▼

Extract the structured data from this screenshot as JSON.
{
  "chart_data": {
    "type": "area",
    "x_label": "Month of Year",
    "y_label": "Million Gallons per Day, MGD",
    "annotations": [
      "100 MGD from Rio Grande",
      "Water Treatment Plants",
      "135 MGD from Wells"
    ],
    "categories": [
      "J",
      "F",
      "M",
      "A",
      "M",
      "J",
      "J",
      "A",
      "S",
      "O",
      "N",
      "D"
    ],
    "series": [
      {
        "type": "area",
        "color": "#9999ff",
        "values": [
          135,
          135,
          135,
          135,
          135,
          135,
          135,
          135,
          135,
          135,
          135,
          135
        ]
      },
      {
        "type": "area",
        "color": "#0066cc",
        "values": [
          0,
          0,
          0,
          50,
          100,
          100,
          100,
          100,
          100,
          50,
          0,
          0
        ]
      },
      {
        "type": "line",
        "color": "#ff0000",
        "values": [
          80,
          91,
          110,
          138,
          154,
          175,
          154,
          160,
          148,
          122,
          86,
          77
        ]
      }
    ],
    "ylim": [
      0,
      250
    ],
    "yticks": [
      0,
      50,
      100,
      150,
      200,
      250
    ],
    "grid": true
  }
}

▲

> _Description of the task_: Write out every entry exactly as given.

> _Solution_:
Extract the structured data from this screenshot as JSON.
{
  "chart_data": {
    "type": "area",
    "x_label": "Month of Year",
    "y_label": "Million Gallons per Day, MGD",
    "annotations": [
      "100 MGD from Rio Grande",
      "Water Treatment Plants",
      "135 MGD from Wells"
    ],
    "categories": [
      "J",
      "F",
      "M",
      "A",
      "M",
      "J",
      "J",
      "A",
      "S",
      "O",
      "N",
      "D"
    ],
    "series": [
      {
        "type": "area",
        "color": "#9999ff",
        "values": [
          135,
          135,
          135,
          135,
          135,
          135,
          135,
          135,
          135,
          135,
          135,
          135
        ]
      },
      {
        "type": "area",
        "color": "#0066cc",
        "values": [
          0,
          0,
          0,
          50,
          100,
          100,
          100,
          100,
          100,
          50,
          0,
          0
        ]
      },
      {
        "type": "line",
        "color": "#ff0000",
        "values": [
          80,
          91,
          110,
          138,
          154,
          175,
          154,
          160,
          148,
          122,
          86,
          77
        ]
      }
    ],
    "ylim": [
      0,
      250
    ],
    "yticks": [
      0,
      50,
      100,
      150,
      200,
      250
    ],
    "grid": true
  }
}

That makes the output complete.